Mário dos Santos Sampaio foi morto dentro de um restaurante na Enseada, no Guarujá (Reprodução de vídeo )
Um áudio gravado pelo Comando de Operações da Polícia Militar (Copom) revela o último diálogo do estudante de Campinas Mário Sampaio, de 22 anos, minutos antes de morrer dentro de um restaurante, no Guarujá, na véspera de Ano Novo. O Correio teve acesso ao conteúdo da ligação feita pelo universitário, solicitando ajuda policial, após ser ameaçado por funcionários e pelo dono do restaurante Casa Grande, na Praia da Enseada. Em 2 minutos e 51 segundos de conversa, o atendimento feito pelo número de emergência não foi finalizado.
Durante todo o diálogo, a atendente do Copom não deu sinais de que enviaria uma viatura, apenas que teria registrado o endereço do local da ocorrência no sistema, mesmo com a vítima tendo repetido cinco vezes que estava sob ameaça de uma faca. Além disso, não há uma orientação por parte da policial para que o jovem se afastasse do restaurante.

→ Exercício 1: Copie da notícia sobre o estudante Mário Sampaio o trecho que abre com as palavras "Um áudio gravado" e fecha com "afastasse do restaurante.".
→ Exercício 2: Prossiga com a notícia sobre o estudante Mário Sampaio, começando logo depois da última frase dela.
As linhas a seguir não têm nenhuma ligação com a notícia sobre o estudante Mário Sampaio.

→ Dados guardados:
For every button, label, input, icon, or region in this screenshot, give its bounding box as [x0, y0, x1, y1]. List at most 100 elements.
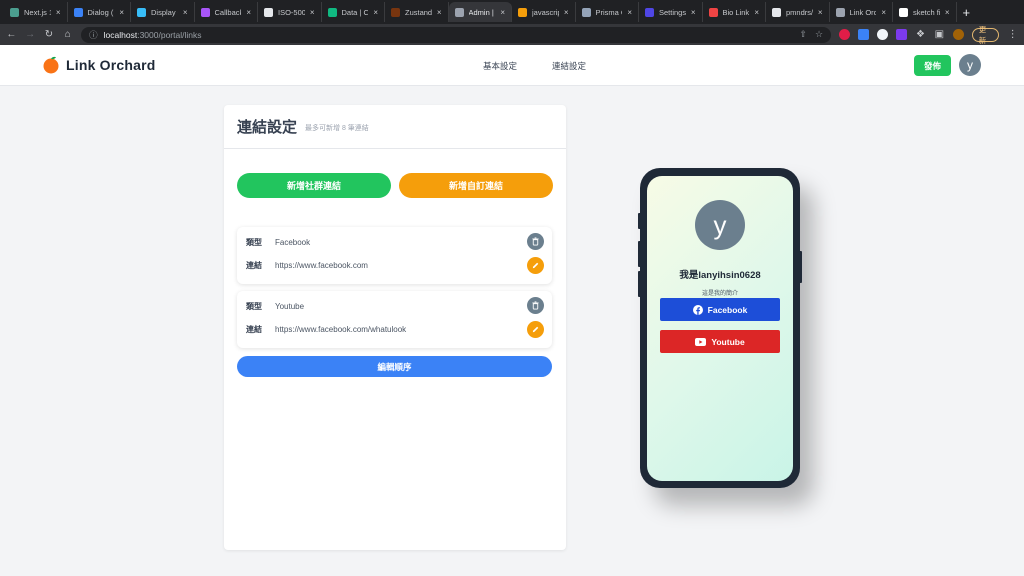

→ Resposta 1:
Um áudio gravado pelo Comando de Operações da Polícia Militar (Copom) revela o último diálogo do estudante de Campinas Mário Sampaio, de 22 anos, minutos antes de morrer dentro de um restaurante, no Guarujá, na véspera de Ano Novo. O Correio teve acesso ao conteúdo da ligação feita pelo universitário, solicitando ajuda policial, após ser ameaçado por funcionários e pelo dono do restaurante Casa Grande, na Praia da Enseada. Em 2 minutos e 51 segundos de conversa, o atendimento feito pelo número de emergência não foi finalizado.
Durante todo o diálogo, a atendente do Copom não deu sinais de que enviaria uma viatura, apenas que teria registrado o endereço do local da ocorrência no sistema, mesmo com a vítima tendo repetido cinco vezes que estava sob ameaça de uma faca. Além disso, não há uma orientação por parte da policial para que o jovem se afastasse do restaurante.

→ Resposta 2:
Na gravação, é possível identificar que o diálogo de Mário com a atendente foi interrompida aos 2 minutos e 50 segundos, quando uma pessoa, que seria José Adão Pereira Passos (dono do restaurante, acusado de golpear três vezes a vítima), se aproxima gritando e falando palavrões. Em seguida, é possível ouvir discussão e a ligação é interrompida. Segundo depoimentos das testemunhas, nessa hora, Adão teria dado um tapa na cara do estudante, que derrubou o celular no chão, o que teria provocado o fim do telefonema.
O caso
Mário e cinco amigos iam passar a virada do ano na cidade do Litoral e, antes da meia-noite, resolveram jantar no restaurante de Adão. De acordo com os amigos, eles entraram no estabelecimento após verem placas que informavam o valor de R$ 12,99 pela refeição. Porém, na hora de pagar a conta, o restaurante quis cobrar R$ 19,99, uma diferença de R$ 7,00. Mário não achou justo e foi reclamar com o gerente do local e filho de Adão, Diego Souza Passos. Uma discussão foi iniciada. Além de Diego, um garçom entrou em luta com a vítima. Adão se aproximou com a faca e feriu três vezes o estudante, que caiu e morreu no local.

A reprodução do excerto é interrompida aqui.